• _YOUR GOAL_
Copy every line of the entries that includes the word "title".

• _INFORMATION PROVIDED_
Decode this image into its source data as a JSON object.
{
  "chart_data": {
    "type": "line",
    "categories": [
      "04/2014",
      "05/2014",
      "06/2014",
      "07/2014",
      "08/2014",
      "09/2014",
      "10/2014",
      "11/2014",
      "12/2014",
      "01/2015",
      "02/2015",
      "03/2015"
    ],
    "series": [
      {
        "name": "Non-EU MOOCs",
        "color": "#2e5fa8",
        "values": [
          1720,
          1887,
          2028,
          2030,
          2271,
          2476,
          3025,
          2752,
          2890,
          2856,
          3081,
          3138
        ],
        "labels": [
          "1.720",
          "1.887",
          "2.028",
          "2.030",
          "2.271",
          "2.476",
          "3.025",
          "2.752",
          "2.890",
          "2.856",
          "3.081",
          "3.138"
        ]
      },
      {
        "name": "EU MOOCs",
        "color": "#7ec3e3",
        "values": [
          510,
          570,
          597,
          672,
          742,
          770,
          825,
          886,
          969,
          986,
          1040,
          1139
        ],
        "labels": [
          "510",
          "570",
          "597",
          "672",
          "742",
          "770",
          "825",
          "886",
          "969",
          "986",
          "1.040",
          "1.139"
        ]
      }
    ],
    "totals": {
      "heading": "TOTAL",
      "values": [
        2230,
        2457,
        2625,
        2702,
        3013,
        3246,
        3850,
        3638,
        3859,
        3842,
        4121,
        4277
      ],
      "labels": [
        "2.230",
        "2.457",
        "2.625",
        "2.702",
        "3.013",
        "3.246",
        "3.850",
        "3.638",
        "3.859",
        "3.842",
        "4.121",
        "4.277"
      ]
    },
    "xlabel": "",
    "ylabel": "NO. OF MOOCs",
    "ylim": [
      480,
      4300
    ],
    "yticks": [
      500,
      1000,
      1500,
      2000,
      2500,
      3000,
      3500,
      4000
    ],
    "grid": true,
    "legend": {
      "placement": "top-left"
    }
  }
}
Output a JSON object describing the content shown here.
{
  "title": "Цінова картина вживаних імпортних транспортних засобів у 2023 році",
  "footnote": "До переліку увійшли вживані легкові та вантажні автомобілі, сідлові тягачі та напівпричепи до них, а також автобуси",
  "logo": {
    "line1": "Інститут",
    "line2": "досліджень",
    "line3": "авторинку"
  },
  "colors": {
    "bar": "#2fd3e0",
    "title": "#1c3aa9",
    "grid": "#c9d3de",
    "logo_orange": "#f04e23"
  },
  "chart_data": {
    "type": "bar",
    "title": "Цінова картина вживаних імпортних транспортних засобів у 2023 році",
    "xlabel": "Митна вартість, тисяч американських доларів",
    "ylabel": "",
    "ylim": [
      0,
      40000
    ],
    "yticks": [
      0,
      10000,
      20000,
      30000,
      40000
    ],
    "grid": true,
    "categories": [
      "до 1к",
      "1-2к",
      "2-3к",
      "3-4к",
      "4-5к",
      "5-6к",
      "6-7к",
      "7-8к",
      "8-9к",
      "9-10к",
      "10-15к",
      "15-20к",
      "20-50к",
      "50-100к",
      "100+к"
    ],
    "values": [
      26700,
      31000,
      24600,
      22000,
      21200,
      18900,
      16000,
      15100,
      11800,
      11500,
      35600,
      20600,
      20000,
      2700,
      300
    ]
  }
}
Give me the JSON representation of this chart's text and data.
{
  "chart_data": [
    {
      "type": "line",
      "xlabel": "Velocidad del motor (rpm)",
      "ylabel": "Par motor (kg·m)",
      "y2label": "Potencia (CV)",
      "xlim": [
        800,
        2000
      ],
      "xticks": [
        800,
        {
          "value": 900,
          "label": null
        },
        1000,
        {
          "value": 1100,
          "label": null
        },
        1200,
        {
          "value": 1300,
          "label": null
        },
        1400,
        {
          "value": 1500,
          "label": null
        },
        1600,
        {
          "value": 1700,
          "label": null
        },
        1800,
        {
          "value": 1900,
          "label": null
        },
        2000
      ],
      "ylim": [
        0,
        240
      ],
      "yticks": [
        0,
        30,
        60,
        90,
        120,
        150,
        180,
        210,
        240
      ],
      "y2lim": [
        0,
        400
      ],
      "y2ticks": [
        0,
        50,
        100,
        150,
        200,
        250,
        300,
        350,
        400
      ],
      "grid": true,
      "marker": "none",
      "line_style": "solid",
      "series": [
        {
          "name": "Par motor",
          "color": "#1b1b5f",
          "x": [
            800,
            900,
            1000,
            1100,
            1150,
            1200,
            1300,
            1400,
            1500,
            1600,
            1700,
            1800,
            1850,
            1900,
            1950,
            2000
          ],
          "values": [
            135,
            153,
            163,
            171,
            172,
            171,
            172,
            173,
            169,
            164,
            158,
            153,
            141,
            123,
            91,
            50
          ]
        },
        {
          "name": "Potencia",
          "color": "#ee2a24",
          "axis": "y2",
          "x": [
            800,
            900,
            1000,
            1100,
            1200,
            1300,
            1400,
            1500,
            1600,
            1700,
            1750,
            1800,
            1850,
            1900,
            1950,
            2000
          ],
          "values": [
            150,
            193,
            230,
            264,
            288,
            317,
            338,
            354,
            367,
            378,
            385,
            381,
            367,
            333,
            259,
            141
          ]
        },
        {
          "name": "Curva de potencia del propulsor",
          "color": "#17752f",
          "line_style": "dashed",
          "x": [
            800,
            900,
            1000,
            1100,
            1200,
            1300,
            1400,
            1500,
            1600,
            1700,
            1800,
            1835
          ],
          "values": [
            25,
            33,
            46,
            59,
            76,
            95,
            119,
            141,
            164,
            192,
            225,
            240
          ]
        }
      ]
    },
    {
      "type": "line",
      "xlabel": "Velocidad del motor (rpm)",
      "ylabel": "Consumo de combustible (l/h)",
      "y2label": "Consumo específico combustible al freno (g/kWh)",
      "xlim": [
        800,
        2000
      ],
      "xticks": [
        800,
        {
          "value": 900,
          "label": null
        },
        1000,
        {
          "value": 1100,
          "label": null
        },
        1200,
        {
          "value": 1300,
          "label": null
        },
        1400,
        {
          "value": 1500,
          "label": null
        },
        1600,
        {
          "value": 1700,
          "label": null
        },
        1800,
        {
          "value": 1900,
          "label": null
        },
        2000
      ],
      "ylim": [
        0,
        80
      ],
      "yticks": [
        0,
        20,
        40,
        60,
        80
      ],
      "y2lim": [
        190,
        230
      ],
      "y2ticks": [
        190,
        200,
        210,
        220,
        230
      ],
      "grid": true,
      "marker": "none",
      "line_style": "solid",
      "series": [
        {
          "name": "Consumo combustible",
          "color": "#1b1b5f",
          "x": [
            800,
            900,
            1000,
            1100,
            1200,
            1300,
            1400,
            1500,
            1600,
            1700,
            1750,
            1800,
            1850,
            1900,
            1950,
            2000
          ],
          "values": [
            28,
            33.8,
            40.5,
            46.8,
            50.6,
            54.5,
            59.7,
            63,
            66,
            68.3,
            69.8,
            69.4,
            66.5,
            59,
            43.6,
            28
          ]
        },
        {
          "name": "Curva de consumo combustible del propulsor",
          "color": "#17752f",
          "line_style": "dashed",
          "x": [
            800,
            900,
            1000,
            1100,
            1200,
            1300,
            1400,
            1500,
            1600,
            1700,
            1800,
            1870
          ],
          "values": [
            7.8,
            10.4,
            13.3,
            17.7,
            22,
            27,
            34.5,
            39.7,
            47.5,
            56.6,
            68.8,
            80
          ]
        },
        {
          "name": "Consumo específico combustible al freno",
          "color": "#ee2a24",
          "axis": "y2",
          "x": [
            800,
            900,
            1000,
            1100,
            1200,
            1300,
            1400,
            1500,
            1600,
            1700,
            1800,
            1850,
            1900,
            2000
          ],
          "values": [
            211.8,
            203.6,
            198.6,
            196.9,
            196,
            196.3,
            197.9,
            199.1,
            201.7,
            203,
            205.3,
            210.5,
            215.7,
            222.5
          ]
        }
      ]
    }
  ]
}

• _RESULT FOR THIS TASK_
  "title": "Цінова картина вживаних імпортних транспортних засобів у 2023 році",
    "title": "#1c3aa9",
    "title": "Цінова картина вживаних імпортних транспортних засобів у 2023 році",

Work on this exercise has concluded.